TASK GOAL — Determine which lines contain the word "length", then copy those lines.

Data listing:
═══

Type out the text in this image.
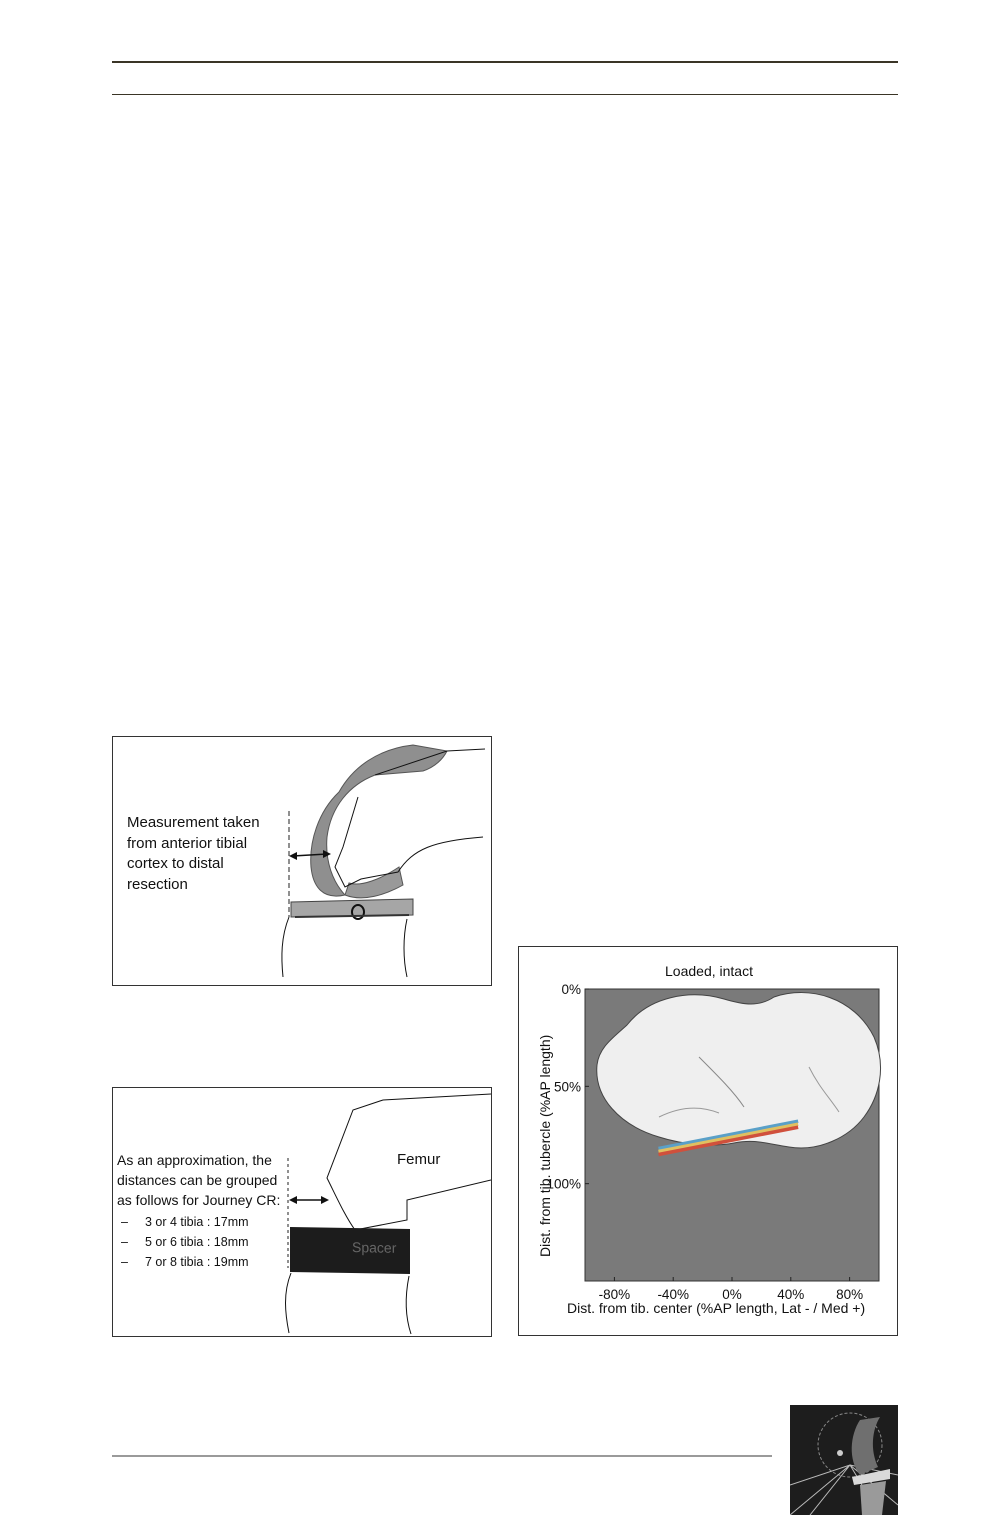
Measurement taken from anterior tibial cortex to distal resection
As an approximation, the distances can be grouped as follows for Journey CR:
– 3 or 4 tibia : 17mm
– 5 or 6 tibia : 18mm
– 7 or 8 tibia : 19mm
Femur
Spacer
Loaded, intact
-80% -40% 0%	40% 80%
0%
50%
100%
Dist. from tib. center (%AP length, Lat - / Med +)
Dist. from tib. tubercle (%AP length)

═══

TASK SOLUTION —
Dist. from tib. center (%AP length, Lat - / Med +)
Dist. from tib. tubercle (%AP length)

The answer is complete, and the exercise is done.